- **Recorded information**
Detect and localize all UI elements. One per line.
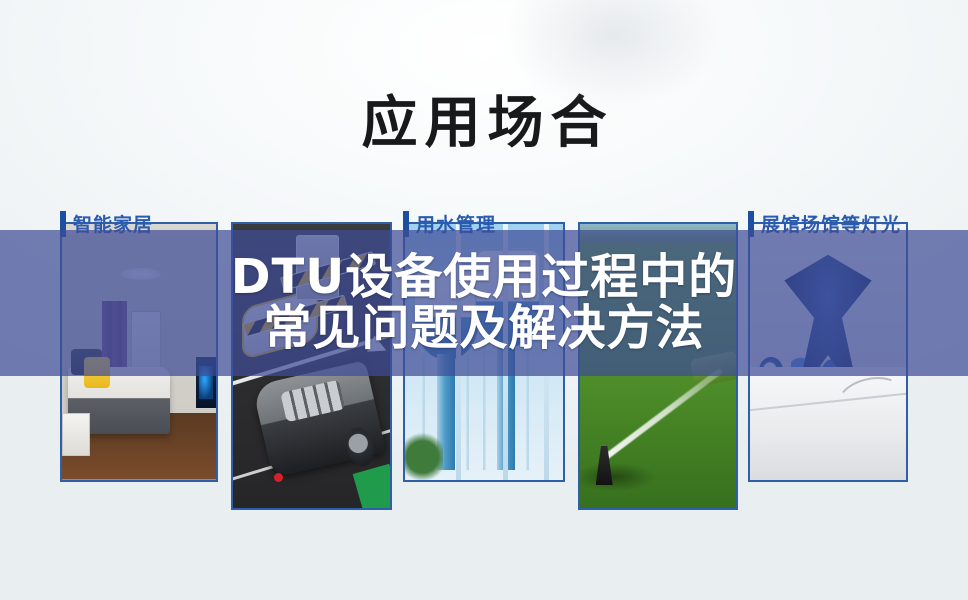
overlay-banner: DTU设备使用过程中的 常见问题及解决方法 <box>0 230 968 376</box>
banner-line-2: 常见问题及解决方法 <box>263 303 704 354</box>
water-jet <box>600 367 723 462</box>
foliage <box>403 429 443 482</box>
ground-shadow <box>578 463 655 491</box>
presentation-slide: 应用场合 <box>0 0 968 600</box>
grass-patch <box>352 464 392 510</box>
tail-light <box>274 473 283 482</box>
car <box>252 360 386 477</box>
nightstand <box>62 413 90 456</box>
banner-line-1: DTU设备使用过程中的 <box>231 252 738 303</box>
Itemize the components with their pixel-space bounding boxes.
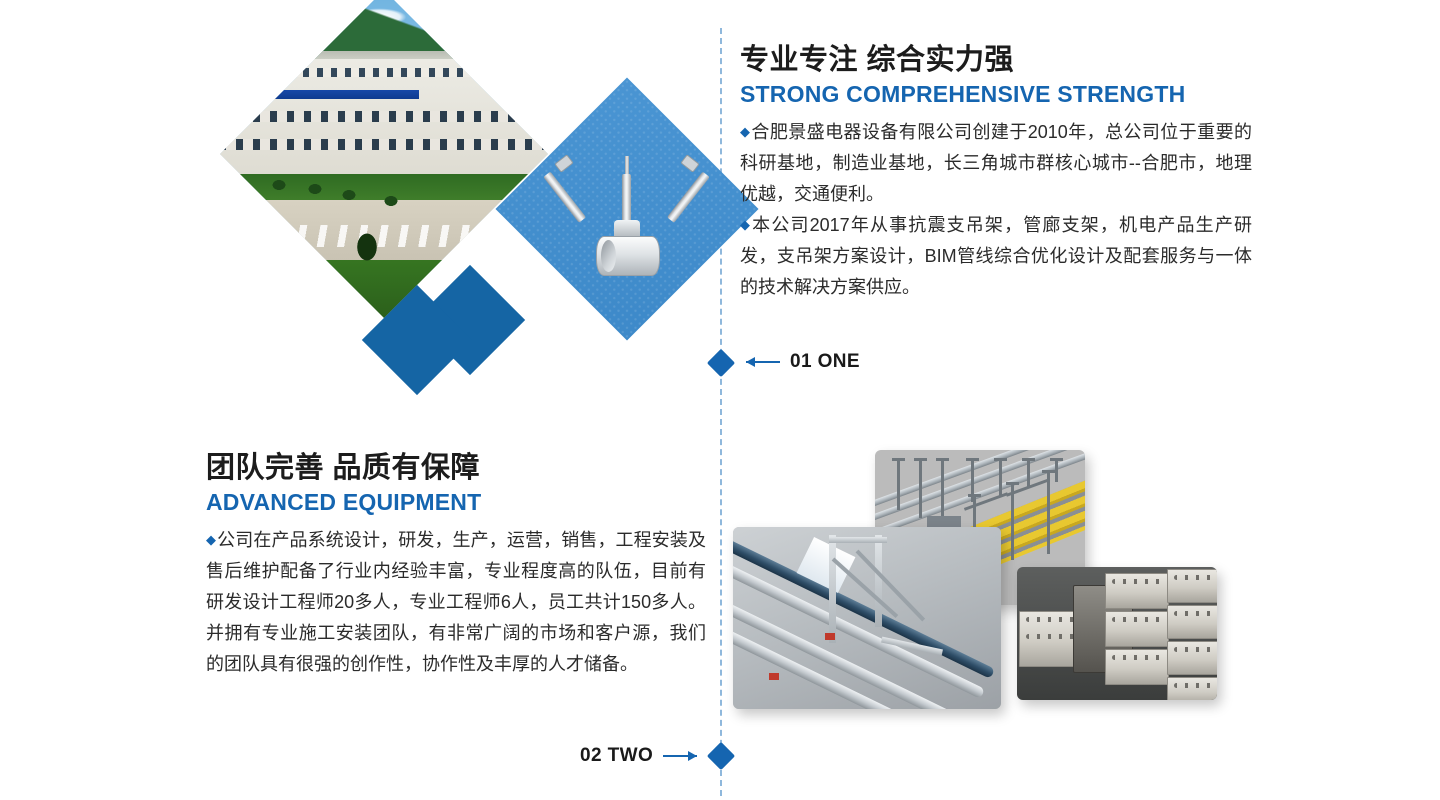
mep-bracing-install-photo xyxy=(733,527,1001,709)
step-two-marker[interactable]: 02 TWO xyxy=(580,745,697,767)
brace-tip-right xyxy=(680,154,699,173)
section-two-en-title: ADVANCED EQUIPMENT xyxy=(206,489,706,517)
cable-tray-image xyxy=(1017,567,1217,700)
section-one-text-block: 专业专注 综合实力强 STRONG COMPREHENSIVE STRENGTH… xyxy=(740,44,1252,303)
step-one-label: 01 ONE xyxy=(790,351,860,373)
tray-perforations xyxy=(1174,611,1212,616)
tray-back-2 xyxy=(1105,611,1169,647)
seismic-brace-illustration xyxy=(534,116,720,302)
vertical-dashed-divider xyxy=(720,28,722,796)
tray-right-4 xyxy=(1167,677,1217,700)
timeline-node-two-diamond xyxy=(707,742,735,770)
bullet-diamond-icon: ◆ xyxy=(206,532,216,547)
strut-vertical-left xyxy=(829,535,836,643)
seismic-brace-product-photo xyxy=(495,77,758,340)
step-two-label: 02 TWO xyxy=(580,745,653,767)
hanger-rod-2 xyxy=(919,458,922,518)
red-marker-tag-2 xyxy=(769,673,779,680)
arrow-right-icon xyxy=(663,755,697,757)
section-one-paragraph-2-text: 本公司2017年从事抗震支吊架，管廊支架，机电产品生产研发，支吊架方案设计，BI… xyxy=(740,215,1252,297)
tray-right-1 xyxy=(1167,569,1217,603)
bullet-diamond-icon: ◆ xyxy=(740,124,750,139)
cable-tray-stack-photo xyxy=(1017,567,1217,700)
section-two-cn-title: 团队完善 品质有保障 xyxy=(206,452,706,485)
brace-center-strut xyxy=(622,174,631,226)
strut-vertical-right xyxy=(875,535,882,627)
tray-perforations xyxy=(1174,575,1212,580)
tray-perforations xyxy=(1174,647,1212,652)
step-one-marker[interactable]: 01 ONE xyxy=(746,351,860,373)
tray-back-3 xyxy=(1105,649,1169,685)
factory-exterior-image xyxy=(220,0,548,318)
tray-perforations xyxy=(1112,655,1162,660)
tray-perforations xyxy=(1112,579,1162,584)
section-one-paragraph-2: ◆本公司2017年从事抗震支吊架，管廊支架，机电产品生产研发，支吊架方案设计，B… xyxy=(740,210,1252,303)
section-two-paragraph-1-text: 公司在产品系统设计，研发，生产，运营，销售，工程安装及售后维护配备了行业内经验丰… xyxy=(206,530,706,674)
section-one-paragraph-1: ◆合肥景盛电器设备有限公司创建于2010年，总公司位于重要的科研基地，制造业基地… xyxy=(740,117,1252,210)
section-two-paragraph-1: ◆公司在产品系统设计，研发，生产，运营，销售，工程安装及售后维护配备了行业内经验… xyxy=(206,525,706,680)
bullet-diamond-icon: ◆ xyxy=(740,217,751,232)
hanger-rod-5 xyxy=(999,458,1002,496)
brace-tip-left xyxy=(554,154,573,173)
strut-horizontal-top xyxy=(829,537,887,543)
mep-bracing-image xyxy=(733,527,1001,709)
vertical-post-3 xyxy=(1047,470,1050,554)
hanger-rod-1 xyxy=(897,458,900,510)
tray-back-1 xyxy=(1105,573,1169,609)
factory-exterior-photo xyxy=(220,0,548,318)
vertical-post-2 xyxy=(1011,482,1014,560)
tray-perforations xyxy=(1174,683,1212,688)
section-two-text-block: 团队完善 品质有保障 ADVANCED EQUIPMENT ◆公司在产品系统设计… xyxy=(206,452,706,680)
hanger-rod-3 xyxy=(941,458,944,524)
red-marker-tag-1 xyxy=(825,633,835,640)
equipment-photo-collage xyxy=(725,440,1245,735)
section-one-en-title: STRONG COMPREHENSIVE STRENGTH xyxy=(740,81,1252,109)
tray-perforations xyxy=(1112,617,1162,622)
brace-arm-left xyxy=(543,172,586,223)
diamond-photo-collage xyxy=(200,18,720,398)
brace-pipe-clamp xyxy=(596,236,660,276)
tray-right-3 xyxy=(1167,641,1217,675)
hanger-rod-7 xyxy=(1055,458,1058,482)
tray-right-2 xyxy=(1167,605,1217,639)
arrow-left-icon xyxy=(746,361,780,363)
hanger-rod-6 xyxy=(1027,458,1030,488)
brace-arm-right xyxy=(667,172,710,223)
section-one-cn-title: 专业专注 综合实力强 xyxy=(740,44,1252,77)
section-one-paragraph-1-text: 合肥景盛电器设备有限公司创建于2010年，总公司位于重要的科研基地，制造业基地，… xyxy=(740,122,1252,204)
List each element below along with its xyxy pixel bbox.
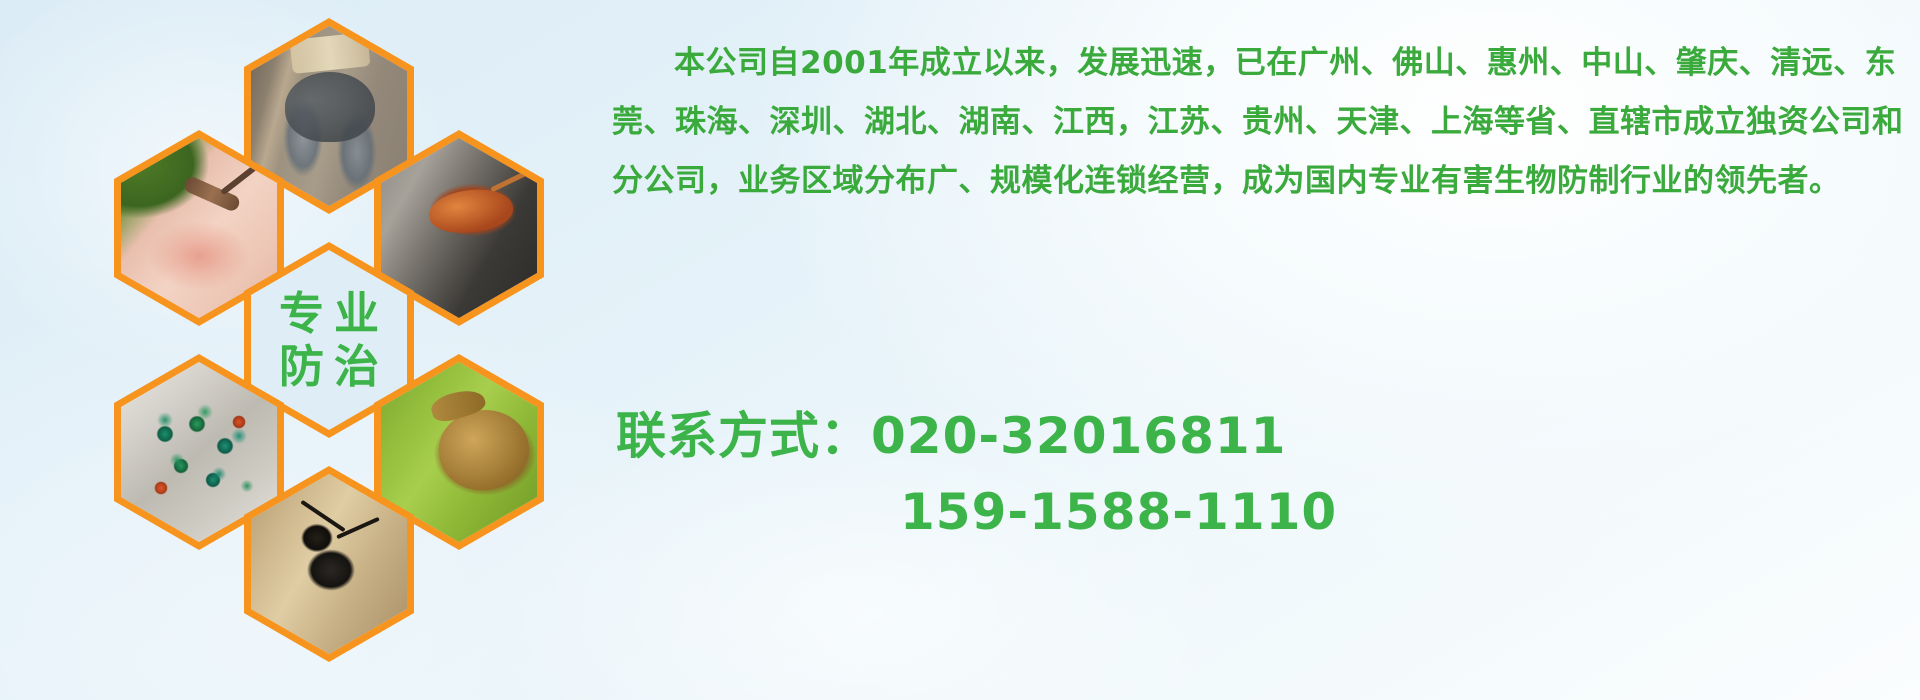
contact-line-primary[interactable]: 联系方式：020-32016811 [616,398,1916,474]
ant-photo-icon [251,474,407,654]
promo-banner: 专业 防治 本公司自2001年成立以来，发展迅速，已在广州、佛山、惠州、中山、肇… [0,0,1920,700]
company-intro-paragraph: 本公司自2001年成立以来，发展迅速，已在广州、佛山、惠州、中山、肇庆、清远、东… [612,34,1908,211]
contact-block: 联系方式：020-32016811 159-1588-1110 [616,398,1916,550]
contact-line-secondary[interactable]: 159-1588-1110 [616,474,1916,550]
company-intro: 本公司自2001年成立以来，发展迅速，已在广州、佛山、惠州、中山、肇庆、清远、东… [612,34,1908,211]
slogan-line-2: 防治 [269,340,389,393]
slogan-line-1: 专业 [269,287,389,340]
honeycomb-slogan: 专业 防治 [269,287,389,393]
honeycomb-collage: 专业 防治 [96,16,596,576]
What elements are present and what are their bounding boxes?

- **Goal**
Copy word for word the records from the line with "mep-bracing-install-photo xyxy=(733,527,1001,709)" up to and including the line with "cable-tray-image xyxy=(1017,567,1217,700)".

- **The completed task**
mep-bracing-install-photo xyxy=(733,527,1001,709)
step-two-marker[interactable]: 02 TWO xyxy=(580,745,697,767)
brace-tip-right xyxy=(680,154,699,173)
section-two-en-title: ADVANCED EQUIPMENT xyxy=(206,489,706,517)
cable-tray-image xyxy=(1017,567,1217,700)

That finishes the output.